• Task prompt:
Output every entry exactly, from the first line to the last.

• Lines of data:
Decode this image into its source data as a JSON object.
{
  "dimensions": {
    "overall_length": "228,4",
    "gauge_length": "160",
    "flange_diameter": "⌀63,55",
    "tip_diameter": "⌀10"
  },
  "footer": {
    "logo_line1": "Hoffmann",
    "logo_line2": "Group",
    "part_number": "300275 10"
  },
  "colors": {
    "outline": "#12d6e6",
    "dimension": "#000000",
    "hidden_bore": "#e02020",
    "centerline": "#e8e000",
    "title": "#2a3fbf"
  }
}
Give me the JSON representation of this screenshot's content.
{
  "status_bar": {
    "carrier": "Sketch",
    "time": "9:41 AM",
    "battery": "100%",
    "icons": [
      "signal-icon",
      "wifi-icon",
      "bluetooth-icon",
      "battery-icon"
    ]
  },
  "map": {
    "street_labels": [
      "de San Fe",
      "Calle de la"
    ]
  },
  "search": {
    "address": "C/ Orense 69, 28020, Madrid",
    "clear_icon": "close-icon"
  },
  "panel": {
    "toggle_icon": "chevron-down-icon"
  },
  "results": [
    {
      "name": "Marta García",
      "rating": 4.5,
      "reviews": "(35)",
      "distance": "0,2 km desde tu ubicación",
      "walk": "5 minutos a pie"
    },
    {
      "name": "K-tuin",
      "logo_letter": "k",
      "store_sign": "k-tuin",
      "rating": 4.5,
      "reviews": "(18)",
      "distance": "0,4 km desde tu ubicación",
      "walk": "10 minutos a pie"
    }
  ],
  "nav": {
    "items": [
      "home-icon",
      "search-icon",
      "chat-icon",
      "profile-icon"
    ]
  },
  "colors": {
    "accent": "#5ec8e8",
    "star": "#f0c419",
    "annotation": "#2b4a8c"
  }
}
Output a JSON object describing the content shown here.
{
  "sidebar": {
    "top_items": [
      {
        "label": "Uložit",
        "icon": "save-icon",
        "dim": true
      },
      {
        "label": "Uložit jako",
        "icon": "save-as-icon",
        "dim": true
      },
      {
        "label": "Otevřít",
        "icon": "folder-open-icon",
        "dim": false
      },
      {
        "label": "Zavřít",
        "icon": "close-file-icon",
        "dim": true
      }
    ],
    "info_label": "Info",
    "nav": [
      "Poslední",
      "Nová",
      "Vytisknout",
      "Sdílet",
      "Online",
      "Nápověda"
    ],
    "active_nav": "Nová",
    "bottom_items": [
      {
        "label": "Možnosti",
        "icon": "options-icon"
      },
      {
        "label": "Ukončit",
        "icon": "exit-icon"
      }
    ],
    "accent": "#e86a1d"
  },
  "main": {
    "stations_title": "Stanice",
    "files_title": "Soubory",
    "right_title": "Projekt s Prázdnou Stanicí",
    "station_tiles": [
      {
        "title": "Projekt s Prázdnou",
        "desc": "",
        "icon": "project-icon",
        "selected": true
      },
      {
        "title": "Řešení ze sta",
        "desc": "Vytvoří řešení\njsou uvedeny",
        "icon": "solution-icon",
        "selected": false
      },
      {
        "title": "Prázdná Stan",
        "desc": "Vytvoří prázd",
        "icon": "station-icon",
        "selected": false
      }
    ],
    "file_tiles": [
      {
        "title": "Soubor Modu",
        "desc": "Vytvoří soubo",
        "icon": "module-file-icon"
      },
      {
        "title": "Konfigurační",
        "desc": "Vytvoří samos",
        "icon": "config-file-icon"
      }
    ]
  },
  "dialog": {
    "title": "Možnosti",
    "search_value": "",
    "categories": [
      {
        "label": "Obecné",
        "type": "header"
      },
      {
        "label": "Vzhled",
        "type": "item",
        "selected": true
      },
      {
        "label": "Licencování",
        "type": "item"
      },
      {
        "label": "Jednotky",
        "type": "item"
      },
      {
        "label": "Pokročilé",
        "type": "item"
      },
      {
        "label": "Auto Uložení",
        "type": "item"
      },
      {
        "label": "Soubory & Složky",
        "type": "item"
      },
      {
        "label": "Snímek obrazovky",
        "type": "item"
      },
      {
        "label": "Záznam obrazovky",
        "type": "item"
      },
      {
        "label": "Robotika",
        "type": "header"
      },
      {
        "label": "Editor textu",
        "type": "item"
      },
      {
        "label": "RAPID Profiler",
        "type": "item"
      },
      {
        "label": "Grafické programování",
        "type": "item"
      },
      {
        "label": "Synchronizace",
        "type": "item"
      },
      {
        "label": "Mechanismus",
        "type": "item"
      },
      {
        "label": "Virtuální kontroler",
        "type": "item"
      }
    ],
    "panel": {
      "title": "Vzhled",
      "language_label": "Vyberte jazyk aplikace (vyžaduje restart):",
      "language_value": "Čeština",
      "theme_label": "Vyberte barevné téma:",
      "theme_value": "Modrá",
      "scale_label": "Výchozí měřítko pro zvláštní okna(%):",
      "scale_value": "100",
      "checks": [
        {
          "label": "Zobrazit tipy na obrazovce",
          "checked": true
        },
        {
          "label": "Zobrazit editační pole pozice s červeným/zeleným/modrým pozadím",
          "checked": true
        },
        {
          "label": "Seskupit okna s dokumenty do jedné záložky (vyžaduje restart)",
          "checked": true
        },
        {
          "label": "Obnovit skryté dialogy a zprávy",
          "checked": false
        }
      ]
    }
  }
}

• Exercise solution:
Decode this image into its source data as a JSON object.
{
  "dimensions": {
    "overall_length": "228,4",
    "gauge_length": "160",
    "flange_diameter": "⌀63,55",
    "tip_diameter": "⌀10"
  },
  "footer": {
    "logo_line1": "Hoffmann",
    "logo_line2": "Group",
    "part_number": "300275 10"
  },
  "colors": {
    "outline": "#12d6e6",
    "dimension": "#000000",
    "hidden_bore": "#e02020",
    "centerline": "#e8e000",
    "title": "#2a3fbf"
  }
}
Give me the JSON representation of this screenshot's content.
{
  "status_bar": {
    "carrier": "Sketch",
    "time": "9:41 AM",
    "battery": "100%",
    "icons": [
      "signal-icon",
      "wifi-icon",
      "bluetooth-icon",
      "battery-icon"
    ]
  },
  "map": {
    "street_labels": [
      "de San Fe",
      "Calle de la"
    ]
  },
  "search": {
    "address": "C/ Orense 69, 28020, Madrid",
    "clear_icon": "close-icon"
  },
  "panel": {
    "toggle_icon": "chevron-down-icon"
  },
  "results": [
    {
      "name": "Marta García",
      "rating": 4.5,
      "reviews": "(35)",
      "distance": "0,2 km desde tu ubicación",
      "walk": "5 minutos a pie"
    },
    {
      "name": "K-tuin",
      "logo_letter": "k",
      "store_sign": "k-tuin",
      "rating": 4.5,
      "reviews": "(18)",
      "distance": "0,4 km desde tu ubicación",
      "walk": "10 minutos a pie"
    }
  ],
  "nav": {
    "items": [
      "home-icon",
      "search-icon",
      "chat-icon",
      "profile-icon"
    ]
  },
  "colors": {
    "accent": "#5ec8e8",
    "star": "#f0c419",
    "annotation": "#2b4a8c"
  }
}
Output a JSON object describing the content shown here.
{
  "sidebar": {
    "top_items": [
      {
        "label": "Uložit",
        "icon": "save-icon",
        "dim": true
      },
      {
        "label": "Uložit jako",
        "icon": "save-as-icon",
        "dim": true
      },
      {
        "label": "Otevřít",
        "icon": "folder-open-icon",
        "dim": false
      },
      {
        "label": "Zavřít",
        "icon": "close-file-icon",
        "dim": true
      }
    ],
    "info_label": "Info",
    "nav": [
      "Poslední",
      "Nová",
      "Vytisknout",
      "Sdílet",
      "Online",
      "Nápověda"
    ],
    "active_nav": "Nová",
    "bottom_items": [
      {
        "label": "Možnosti",
        "icon": "options-icon"
      },
      {
        "label": "Ukončit",
        "icon": "exit-icon"
      }
    ],
    "accent": "#e86a1d"
  },
  "main": {
    "stations_title": "Stanice",
    "files_title": "Soubory",
    "right_title": "Projekt s Prázdnou Stanicí",
    "station_tiles": [
      {
        "title": "Projekt s Prázdnou",
        "desc": "",
        "icon": "project-icon",
        "selected": true
      },
      {
        "title": "Řešení ze sta",
        "desc": "Vytvoří řešení\njsou uvedeny",
        "icon": "solution-icon",
        "selected": false
      },
      {
        "title": "Prázdná Stan",
        "desc": "Vytvoří prázd",
        "icon": "station-icon",
        "selected": false
      }
    ],
    "file_tiles": [
      {
        "title": "Soubor Modu",
        "desc": "Vytvoří soubo",
        "icon": "module-file-icon"
      },
      {
        "title": "Konfigurační",
        "desc": "Vytvoří samos",
        "icon": "config-file-icon"
      }
    ]
  },
  "dialog": {
    "title": "Možnosti",
    "search_value": "",
    "categories": [
      {
        "label": "Obecné",
        "type": "header"
      },
      {
        "label": "Vzhled",
        "type": "item",
        "selected": true
      },
      {
        "label": "Licencování",
        "type": "item"
      },
      {
        "label": "Jednotky",
        "type": "item"
      },
      {
        "label": "Pokročilé",
        "type": "item"
      },
      {
        "label": "Auto Uložení",
        "type": "item"
      },
      {
        "label": "Soubory & Složky",
        "type": "item"
      },
      {
        "label": "Snímek obrazovky",
        "type": "item"
      },
      {
        "label": "Záznam obrazovky",
        "type": "item"
      },
      {
        "label": "Robotika",
        "type": "header"
      },
      {
        "label": "Editor textu",
        "type": "item"
      },
      {
        "label": "RAPID Profiler",
        "type": "item"
      },
      {
        "label": "Grafické programování",
        "type": "item"
      },
      {
        "label": "Synchronizace",
        "type": "item"
      },
      {
        "label": "Mechanismus",
        "type": "item"
      },
      {
        "label": "Virtuální kontroler",
        "type": "item"
      }
    ],
    "panel": {
      "title": "Vzhled",
      "language_label": "Vyberte jazyk aplikace (vyžaduje restart):",
      "language_value": "Čeština",
      "theme_label": "Vyberte barevné téma:",
      "theme_value": "Modrá",
      "scale_label": "Výchozí měřítko pro zvláštní okna(%):",
      "scale_value": "100",
      "checks": [
        {
          "label": "Zobrazit tipy na obrazovce",
          "checked": true
        },
        {
          "label": "Zobrazit editační pole pozice s červeným/zeleným/modrým pozadím",
          "checked": true
        },
        {
          "label": "Seskupit okna s dokumenty do jedné záložky (vyžaduje restart)",
          "checked": true
        },
        {
          "label": "Obnovit skryté dialogy a zprávy",
          "checked": false
        }
      ]
    }
  }
}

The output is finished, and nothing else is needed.